▶ PROBLEM TO SOLVE
A verbatim repeat of the lines below is required, with the pictures removed.

▶ EXTRACTED INFORMATION
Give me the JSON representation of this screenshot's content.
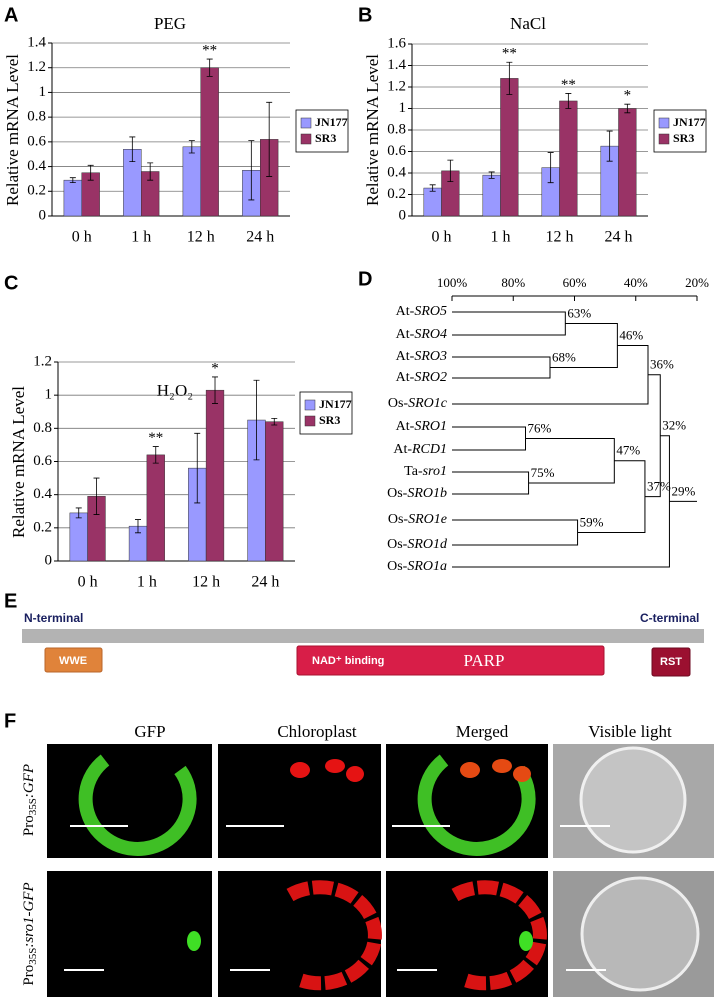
{
  "chart_data": [
    {
      "type": "bar",
      "panel": "A",
      "title": "PEG",
      "y_label": "Relative mRNA Level",
      "categories": [
        "0 h",
        "1 h",
        "12 h",
        "24 h"
      ],
      "series": [
        {
          "name": "JN177",
          "color": "#9999ff",
          "values": [
            0.29,
            0.54,
            0.56,
            0.37
          ],
          "errors": [
            0.02,
            0.1,
            0.05,
            0.24
          ],
          "annotations": [
            null,
            null,
            null,
            null
          ]
        },
        {
          "name": "SR3",
          "color": "#993366",
          "values": [
            0.35,
            0.36,
            1.2,
            0.62
          ],
          "errors": [
            0.06,
            0.07,
            0.07,
            0.3
          ],
          "annotations": [
            null,
            null,
            "**",
            null
          ]
        }
      ],
      "ylim": [
        0,
        1.4
      ],
      "yticks": [
        0,
        0.2,
        0.4,
        0.6,
        0.8,
        1,
        1.2,
        1.4
      ],
      "grid": true,
      "legend": "right"
    },
    {
      "type": "bar",
      "panel": "B",
      "title": "NaCl",
      "y_label": "Relative mRNA Level",
      "categories": [
        "0 h",
        "1 h",
        "12 h",
        "24 h"
      ],
      "series": [
        {
          "name": "JN177",
          "color": "#9999ff",
          "values": [
            0.26,
            0.38,
            0.45,
            0.65
          ],
          "errors": [
            0.03,
            0.03,
            0.14,
            0.14
          ],
          "annotations": [
            null,
            null,
            null,
            null
          ]
        },
        {
          "name": "SR3",
          "color": "#993366",
          "values": [
            0.42,
            1.28,
            1.07,
            1.0
          ],
          "errors": [
            0.1,
            0.15,
            0.07,
            0.04
          ],
          "annotations": [
            null,
            "**",
            "**",
            "*"
          ]
        }
      ],
      "ylim": [
        0,
        1.6
      ],
      "yticks": [
        0,
        0.2,
        0.4,
        0.6,
        0.8,
        1,
        1.2,
        1.4,
        1.6
      ],
      "grid": true,
      "legend": "right"
    },
    {
      "type": "bar",
      "panel": "C",
      "title": "H₂O₂",
      "y_label": "Relative mRNA Level",
      "categories": [
        "0 h",
        "1 h",
        "12 h",
        "24 h"
      ],
      "series": [
        {
          "name": "JN177",
          "color": "#9999ff",
          "values": [
            0.29,
            0.21,
            0.56,
            0.85
          ],
          "errors": [
            0.03,
            0.04,
            0.21,
            0.24
          ],
          "annotations": [
            null,
            null,
            null,
            null
          ]
        },
        {
          "name": "SR3",
          "color": "#993366",
          "values": [
            0.39,
            0.64,
            1.03,
            0.84
          ],
          "errors": [
            0.11,
            0.05,
            0.08,
            0.02
          ],
          "annotations": [
            null,
            "**",
            "*",
            null
          ]
        }
      ],
      "ylim": [
        0,
        1.2
      ],
      "yticks": [
        0,
        0.2,
        0.4,
        0.6,
        0.8,
        1,
        1.2
      ],
      "grid": true,
      "legend": "right"
    },
    {
      "type": "dendrogram",
      "panel": "D",
      "xlim": [
        100,
        20
      ],
      "xticks": [
        {
          "value": 100,
          "label": "100%"
        },
        {
          "value": 80,
          "label": "80%"
        },
        {
          "value": 60,
          "label": "60%"
        },
        {
          "value": 40,
          "label": "40%"
        },
        {
          "value": 20,
          "label": "20%"
        }
      ],
      "leaves": [
        {
          "prefix": "At-",
          "gene": "SRO5"
        },
        {
          "prefix": "At-",
          "gene": "SRO4"
        },
        {
          "prefix": "At-",
          "gene": "SRO3"
        },
        {
          "prefix": "At-",
          "gene": "SRO2"
        },
        {
          "prefix": "Os-",
          "gene": "SRO1c"
        },
        {
          "prefix": "At-",
          "gene": "SRO1"
        },
        {
          "prefix": "At-",
          "gene": "RCD1"
        },
        {
          "prefix": "Ta-",
          "gene": "sro1"
        },
        {
          "prefix": "Os-",
          "gene": "SRO1b"
        },
        {
          "prefix": "Os-",
          "gene": "SRO1e"
        },
        {
          "prefix": "Os-",
          "gene": "SRO1d"
        },
        {
          "prefix": "Os-",
          "gene": "SRO1a"
        }
      ],
      "nodes": [
        {
          "value": 63,
          "label": "63%",
          "children": [
            0,
            1
          ]
        },
        {
          "value": 68,
          "label": "68%",
          "children": [
            2,
            3
          ]
        },
        {
          "value": 46,
          "label": "46%",
          "children": [
            12,
            13
          ]
        },
        {
          "value": 36,
          "label": "36%",
          "children": [
            14,
            4
          ]
        },
        {
          "value": 76,
          "label": "76%",
          "children": [
            5,
            6
          ]
        },
        {
          "value": 75,
          "label": "75%",
          "children": [
            7,
            8
          ]
        },
        {
          "value": 47,
          "label": "47%",
          "children": [
            16,
            17
          ]
        },
        {
          "value": 59,
          "label": "59%",
          "children": [
            9,
            10
          ]
        },
        {
          "value": 37,
          "label": "37%",
          "children": [
            18,
            19
          ]
        },
        {
          "value": 32,
          "label": "32%",
          "children": [
            15,
            20
          ]
        },
        {
          "value": 29,
          "label": "29%",
          "children": [
            21,
            11
          ]
        }
      ]
    }
  ],
  "panel_e": {
    "letter": "E",
    "n_terminal": "N-terminal",
    "c_terminal": "C-terminal",
    "wwe": "WWE",
    "nad": "NAD⁺ binding",
    "parp": "PARP",
    "rst": "RST"
  },
  "panel_f": {
    "letter": "F",
    "columns": [
      "GFP",
      "Chloroplast",
      "Merged",
      "Visible light"
    ],
    "rows": [
      {
        "prefix": "Pro",
        "sub": "35S",
        "suffix": ":GFP"
      },
      {
        "prefix": "Pro",
        "sub": "35S",
        "suffix": ":sro1-GFP"
      }
    ]
  }
}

▶ OUTPUT
Give me the JSON representation of this screenshot's content.
{
  "chart_data": [
    {
      "type": "bar",
      "panel": "A",
      "title": "PEG",
      "y_label": "Relative mRNA Level",
      "categories": [
        "0 h",
        "1 h",
        "12 h",
        "24 h"
      ],
      "series": [
        {
          "name": "JN177",
          "color": "#9999ff",
          "values": [
            0.29,
            0.54,
            0.56,
            0.37
          ],
          "errors": [
            0.02,
            0.1,
            0.05,
            0.24
          ],
          "annotations": [
            null,
            null,
            null,
            null
          ]
        },
        {
          "name": "SR3",
          "color": "#993366",
          "values": [
            0.35,
            0.36,
            1.2,
            0.62
          ],
          "errors": [
            0.06,
            0.07,
            0.07,
            0.3
          ],
          "annotations": [
            null,
            null,
            "**",
            null
          ]
        }
      ],
      "ylim": [
        0,
        1.4
      ],
      "yticks": [
        0,
        0.2,
        0.4,
        0.6,
        0.8,
        1,
        1.2,
        1.4
      ],
      "grid": true,
      "legend": "right"
    },
    {
      "type": "bar",
      "panel": "B",
      "title": "NaCl",
      "y_label": "Relative mRNA Level",
      "categories": [
        "0 h",
        "1 h",
        "12 h",
        "24 h"
      ],
      "series": [
        {
          "name": "JN177",
          "color": "#9999ff",
          "values": [
            0.26,
            0.38,
            0.45,
            0.65
          ],
          "errors": [
            0.03,
            0.03,
            0.14,
            0.14
          ],
          "annotations": [
            null,
            null,
            null,
            null
          ]
        },
        {
          "name": "SR3",
          "color": "#993366",
          "values": [
            0.42,
            1.28,
            1.07,
            1.0
          ],
          "errors": [
            0.1,
            0.15,
            0.07,
            0.04
          ],
          "annotations": [
            null,
            "**",
            "**",
            "*"
          ]
        }
      ],
      "ylim": [
        0,
        1.6
      ],
      "yticks": [
        0,
        0.2,
        0.4,
        0.6,
        0.8,
        1,
        1.2,
        1.4,
        1.6
      ],
      "grid": true,
      "legend": "right"
    },
    {
      "type": "bar",
      "panel": "C",
      "title": "H₂O₂",
      "y_label": "Relative mRNA Level",
      "categories": [
        "0 h",
        "1 h",
        "12 h",
        "24 h"
      ],
      "series": [
        {
          "name": "JN177",
          "color": "#9999ff",
          "values": [
            0.29,
            0.21,
            0.56,
            0.85
          ],
          "errors": [
            0.03,
            0.04,
            0.21,
            0.24
          ],
          "annotations": [
            null,
            null,
            null,
            null
          ]
        },
        {
          "name": "SR3",
          "color": "#993366",
          "values": [
            0.39,
            0.64,
            1.03,
            0.84
          ],
          "errors": [
            0.11,
            0.05,
            0.08,
            0.02
          ],
          "annotations": [
            null,
            "**",
            "*",
            null
          ]
        }
      ],
      "ylim": [
        0,
        1.2
      ],
      "yticks": [
        0,
        0.2,
        0.4,
        0.6,
        0.8,
        1,
        1.2
      ],
      "grid": true,
      "legend": "right"
    },
    {
      "type": "dendrogram",
      "panel": "D",
      "xlim": [
        100,
        20
      ],
      "xticks": [
        {
          "value": 100,
          "label": "100%"
        },
        {
          "value": 80,
          "label": "80%"
        },
        {
          "value": 60,
          "label": "60%"
        },
        {
          "value": 40,
          "label": "40%"
        },
        {
          "value": 20,
          "label": "20%"
        }
      ],
      "leaves": [
        {
          "prefix": "At-",
          "gene": "SRO5"
        },
        {
          "prefix": "At-",
          "gene": "SRO4"
        },
        {
          "prefix": "At-",
          "gene": "SRO3"
        },
        {
          "prefix": "At-",
          "gene": "SRO2"
        },
        {
          "prefix": "Os-",
          "gene": "SRO1c"
        },
        {
          "prefix": "At-",
          "gene": "SRO1"
        },
        {
          "prefix": "At-",
          "gene": "RCD1"
        },
        {
          "prefix": "Ta-",
          "gene": "sro1"
        },
        {
          "prefix": "Os-",
          "gene": "SRO1b"
        },
        {
          "prefix": "Os-",
          "gene": "SRO1e"
        },
        {
          "prefix": "Os-",
          "gene": "SRO1d"
        },
        {
          "prefix": "Os-",
          "gene": "SRO1a"
        }
      ],
      "nodes": [
        {
          "value": 63,
          "label": "63%",
          "children": [
            0,
            1
          ]
        },
        {
          "value": 68,
          "label": "68%",
          "children": [
            2,
            3
          ]
        },
        {
          "value": 46,
          "label": "46%",
          "children": [
            12,
            13
          ]
        },
        {
          "value": 36,
          "label": "36%",
          "children": [
            14,
            4
          ]
        },
        {
          "value": 76,
          "label": "76%",
          "children": [
            5,
            6
          ]
        },
        {
          "value": 75,
          "label": "75%",
          "children": [
            7,
            8
          ]
        },
        {
          "value": 47,
          "label": "47%",
          "children": [
            16,
            17
          ]
        },
        {
          "value": 59,
          "label": "59%",
          "children": [
            9,
            10
          ]
        },
        {
          "value": 37,
          "label": "37%",
          "children": [
            18,
            19
          ]
        },
        {
          "value": 32,
          "label": "32%",
          "children": [
            15,
            20
          ]
        },
        {
          "value": 29,
          "label": "29%",
          "children": [
            21,
            11
          ]
        }
      ]
    }
  ],
  "panel_e": {
    "letter": "E",
    "n_terminal": "N-terminal",
    "c_terminal": "C-terminal",
    "wwe": "WWE",
    "nad": "NAD⁺ binding",
    "parp": "PARP",
    "rst": "RST"
  },
  "panel_f": {
    "letter": "F",
    "columns": [
      "GFP",
      "Chloroplast",
      "Merged",
      "Visible light"
    ],
    "rows": [
      {
        "prefix": "Pro",
        "sub": "35S",
        "suffix": ":GFP"
      },
      {
        "prefix": "Pro",
        "sub": "35S",
        "suffix": ":sro1-GFP"
      }
    ]
  }
}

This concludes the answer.